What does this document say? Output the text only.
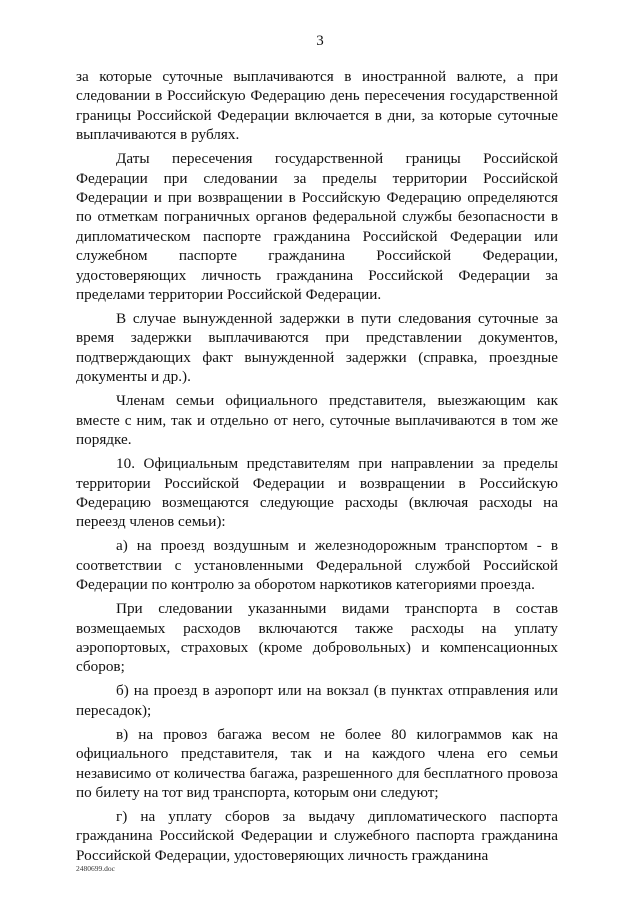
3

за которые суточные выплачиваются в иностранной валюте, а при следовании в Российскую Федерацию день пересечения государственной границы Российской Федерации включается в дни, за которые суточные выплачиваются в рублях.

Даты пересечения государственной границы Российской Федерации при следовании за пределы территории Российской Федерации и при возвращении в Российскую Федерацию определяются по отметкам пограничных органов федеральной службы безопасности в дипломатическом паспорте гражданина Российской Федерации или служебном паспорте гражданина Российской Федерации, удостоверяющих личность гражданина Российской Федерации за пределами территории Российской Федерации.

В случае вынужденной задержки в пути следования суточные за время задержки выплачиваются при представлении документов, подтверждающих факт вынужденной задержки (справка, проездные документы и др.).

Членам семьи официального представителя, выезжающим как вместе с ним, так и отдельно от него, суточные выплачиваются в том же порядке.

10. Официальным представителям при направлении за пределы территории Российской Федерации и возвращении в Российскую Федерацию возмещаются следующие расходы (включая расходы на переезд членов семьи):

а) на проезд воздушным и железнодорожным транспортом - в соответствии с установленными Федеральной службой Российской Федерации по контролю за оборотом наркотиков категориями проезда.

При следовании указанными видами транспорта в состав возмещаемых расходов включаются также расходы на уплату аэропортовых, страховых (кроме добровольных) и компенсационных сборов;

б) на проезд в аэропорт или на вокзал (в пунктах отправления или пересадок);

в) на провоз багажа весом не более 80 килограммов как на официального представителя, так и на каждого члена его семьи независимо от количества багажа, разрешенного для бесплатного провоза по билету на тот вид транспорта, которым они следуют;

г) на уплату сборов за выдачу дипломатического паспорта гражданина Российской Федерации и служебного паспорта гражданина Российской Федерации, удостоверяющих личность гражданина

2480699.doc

* * * *

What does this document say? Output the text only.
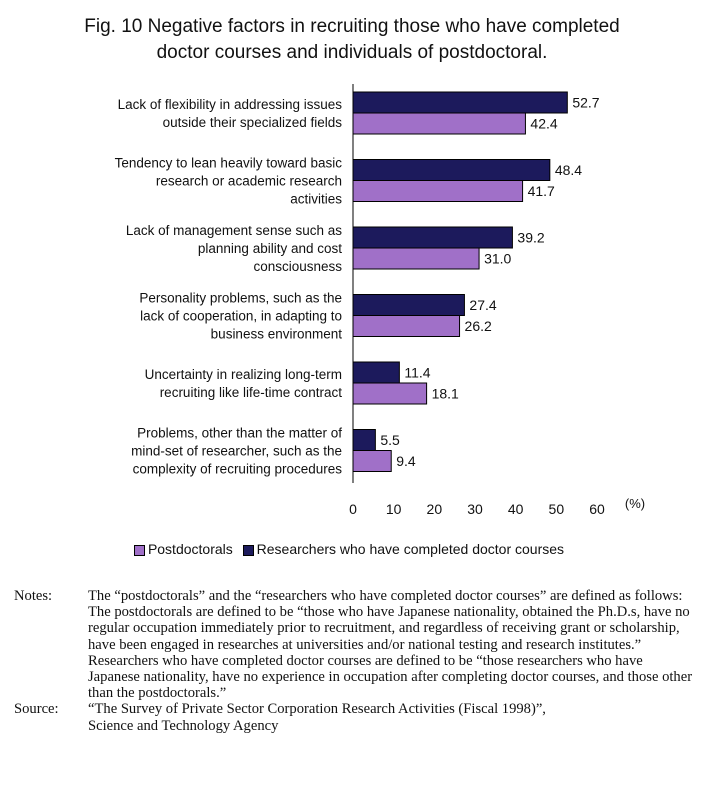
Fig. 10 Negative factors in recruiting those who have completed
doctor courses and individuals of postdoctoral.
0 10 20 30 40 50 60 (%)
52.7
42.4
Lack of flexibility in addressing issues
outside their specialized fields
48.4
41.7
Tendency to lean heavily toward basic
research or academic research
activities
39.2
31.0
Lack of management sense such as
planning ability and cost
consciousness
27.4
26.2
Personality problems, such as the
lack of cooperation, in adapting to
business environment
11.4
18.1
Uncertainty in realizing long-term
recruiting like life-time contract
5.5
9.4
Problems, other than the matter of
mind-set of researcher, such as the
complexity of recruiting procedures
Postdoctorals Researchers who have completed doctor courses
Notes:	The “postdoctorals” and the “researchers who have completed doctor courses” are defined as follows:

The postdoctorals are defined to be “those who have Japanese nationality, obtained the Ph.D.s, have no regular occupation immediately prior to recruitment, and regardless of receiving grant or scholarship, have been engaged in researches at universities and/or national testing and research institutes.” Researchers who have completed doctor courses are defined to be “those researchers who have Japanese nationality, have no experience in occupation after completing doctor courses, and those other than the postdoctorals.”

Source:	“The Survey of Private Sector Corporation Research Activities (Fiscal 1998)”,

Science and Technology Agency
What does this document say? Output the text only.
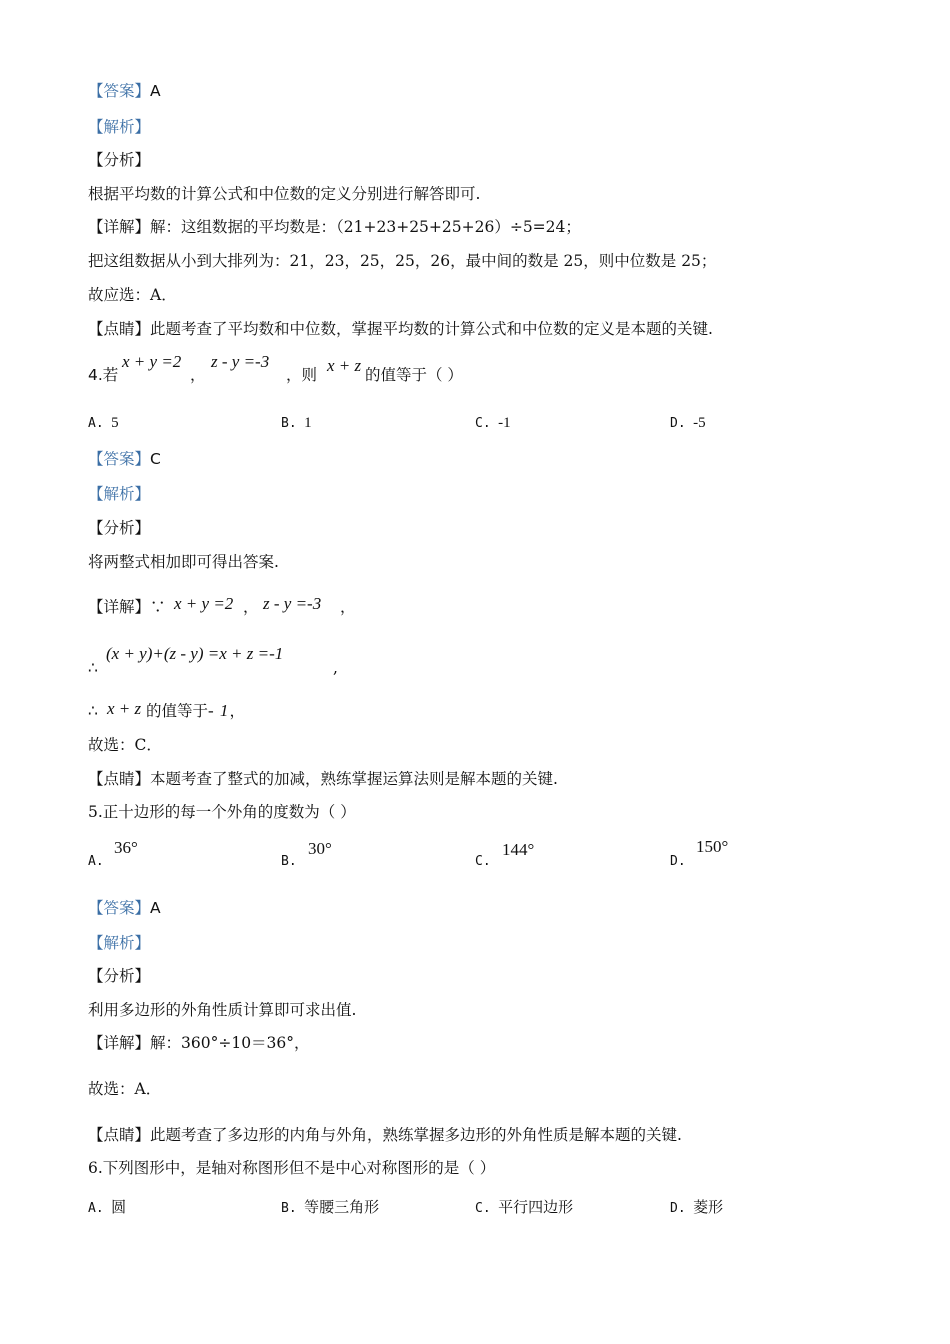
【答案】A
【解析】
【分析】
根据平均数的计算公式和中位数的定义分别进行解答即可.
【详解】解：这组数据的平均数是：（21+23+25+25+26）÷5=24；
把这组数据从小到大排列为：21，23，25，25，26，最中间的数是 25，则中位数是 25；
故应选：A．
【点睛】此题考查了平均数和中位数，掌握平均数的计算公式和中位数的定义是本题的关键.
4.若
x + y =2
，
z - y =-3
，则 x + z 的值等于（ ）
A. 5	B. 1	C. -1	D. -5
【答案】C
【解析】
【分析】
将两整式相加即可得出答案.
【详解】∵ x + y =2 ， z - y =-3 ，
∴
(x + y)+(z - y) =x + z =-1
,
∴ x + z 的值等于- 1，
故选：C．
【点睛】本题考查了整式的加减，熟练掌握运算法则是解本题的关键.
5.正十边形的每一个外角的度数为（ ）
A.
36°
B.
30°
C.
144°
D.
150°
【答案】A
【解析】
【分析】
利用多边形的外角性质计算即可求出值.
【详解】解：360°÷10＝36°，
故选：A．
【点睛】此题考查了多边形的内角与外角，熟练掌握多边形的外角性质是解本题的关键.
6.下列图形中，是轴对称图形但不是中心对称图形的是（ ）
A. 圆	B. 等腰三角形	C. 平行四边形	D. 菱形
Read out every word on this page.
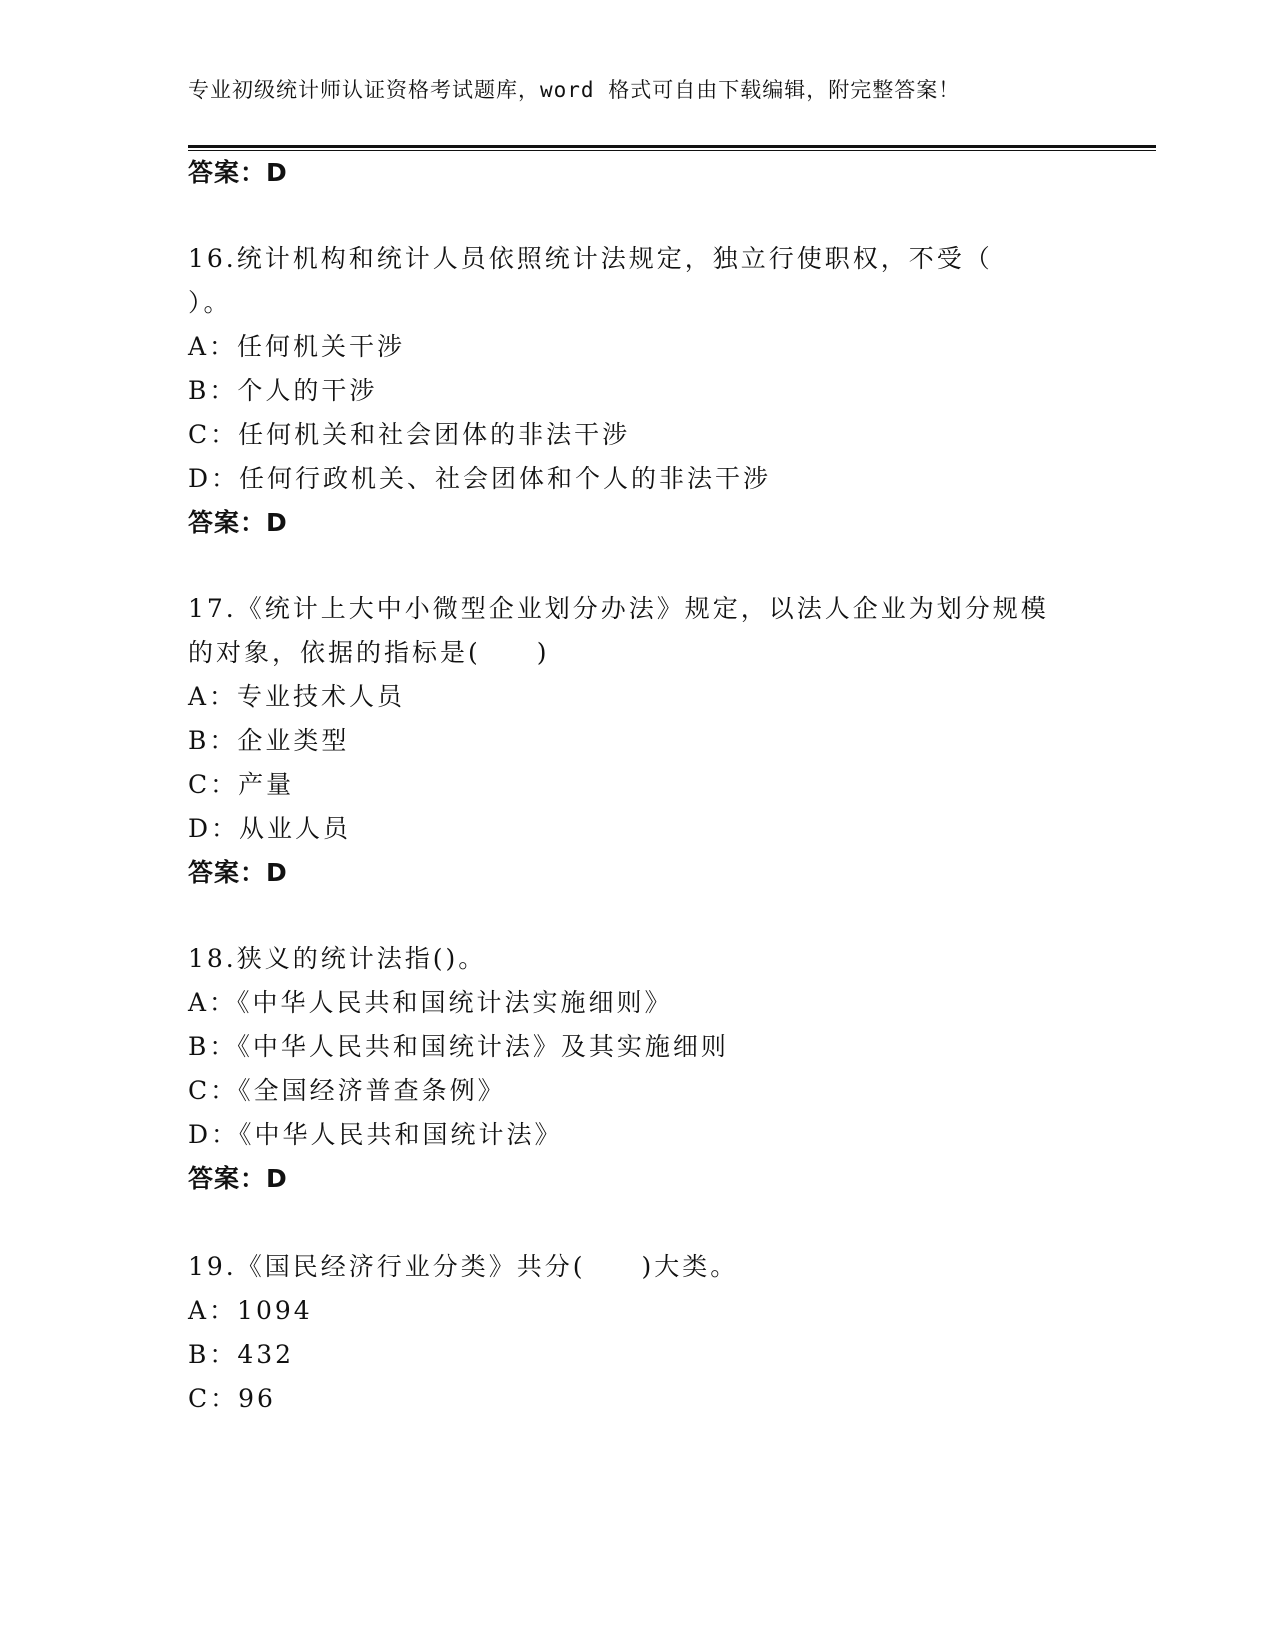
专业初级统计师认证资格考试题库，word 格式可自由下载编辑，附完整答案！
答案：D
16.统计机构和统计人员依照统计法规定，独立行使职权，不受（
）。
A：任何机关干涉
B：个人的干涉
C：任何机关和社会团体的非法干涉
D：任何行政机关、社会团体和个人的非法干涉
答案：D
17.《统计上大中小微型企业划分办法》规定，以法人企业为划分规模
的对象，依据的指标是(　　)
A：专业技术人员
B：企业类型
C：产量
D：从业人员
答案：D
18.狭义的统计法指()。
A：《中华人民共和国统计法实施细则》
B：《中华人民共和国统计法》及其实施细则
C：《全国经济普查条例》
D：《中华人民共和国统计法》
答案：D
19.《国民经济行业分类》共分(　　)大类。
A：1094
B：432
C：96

* * * *

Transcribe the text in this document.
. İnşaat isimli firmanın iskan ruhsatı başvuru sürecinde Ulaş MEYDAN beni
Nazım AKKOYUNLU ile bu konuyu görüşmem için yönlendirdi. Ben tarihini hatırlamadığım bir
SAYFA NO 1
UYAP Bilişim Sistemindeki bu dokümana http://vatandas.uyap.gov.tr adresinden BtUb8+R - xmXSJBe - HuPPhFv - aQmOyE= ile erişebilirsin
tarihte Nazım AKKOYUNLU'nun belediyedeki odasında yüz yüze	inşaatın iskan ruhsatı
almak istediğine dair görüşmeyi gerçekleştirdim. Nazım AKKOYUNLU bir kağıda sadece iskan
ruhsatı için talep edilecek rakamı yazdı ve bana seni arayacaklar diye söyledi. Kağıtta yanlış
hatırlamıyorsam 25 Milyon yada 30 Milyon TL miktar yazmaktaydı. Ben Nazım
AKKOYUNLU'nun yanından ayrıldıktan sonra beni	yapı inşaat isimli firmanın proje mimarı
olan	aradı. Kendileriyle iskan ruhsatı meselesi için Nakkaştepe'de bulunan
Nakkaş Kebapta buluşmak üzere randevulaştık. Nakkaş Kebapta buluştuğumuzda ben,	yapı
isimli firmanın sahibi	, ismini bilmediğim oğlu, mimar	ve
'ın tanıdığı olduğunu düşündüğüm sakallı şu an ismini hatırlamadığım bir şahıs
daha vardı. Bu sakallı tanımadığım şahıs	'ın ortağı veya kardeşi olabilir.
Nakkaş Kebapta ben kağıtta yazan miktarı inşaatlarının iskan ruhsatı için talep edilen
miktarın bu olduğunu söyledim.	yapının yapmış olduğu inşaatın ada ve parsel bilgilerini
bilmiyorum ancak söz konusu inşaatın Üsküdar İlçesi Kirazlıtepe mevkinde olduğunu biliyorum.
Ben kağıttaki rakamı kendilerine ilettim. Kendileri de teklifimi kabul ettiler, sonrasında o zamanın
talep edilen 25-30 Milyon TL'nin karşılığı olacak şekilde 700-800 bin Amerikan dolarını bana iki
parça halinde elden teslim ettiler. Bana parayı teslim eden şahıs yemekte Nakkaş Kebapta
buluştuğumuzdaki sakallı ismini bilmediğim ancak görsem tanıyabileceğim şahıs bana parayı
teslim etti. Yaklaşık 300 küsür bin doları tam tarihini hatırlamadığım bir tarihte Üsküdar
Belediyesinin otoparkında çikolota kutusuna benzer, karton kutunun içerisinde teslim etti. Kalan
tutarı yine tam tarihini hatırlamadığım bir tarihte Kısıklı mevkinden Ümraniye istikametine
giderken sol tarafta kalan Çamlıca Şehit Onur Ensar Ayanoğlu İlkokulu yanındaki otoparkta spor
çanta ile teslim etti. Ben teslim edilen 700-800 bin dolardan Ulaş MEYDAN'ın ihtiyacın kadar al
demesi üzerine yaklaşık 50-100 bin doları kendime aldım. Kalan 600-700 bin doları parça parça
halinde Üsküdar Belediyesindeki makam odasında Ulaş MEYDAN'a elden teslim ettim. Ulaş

* * * *

*Your task*
How many of the lines in the listing above hold the word "elden"? Report only that figure.

*Solved exercise*
2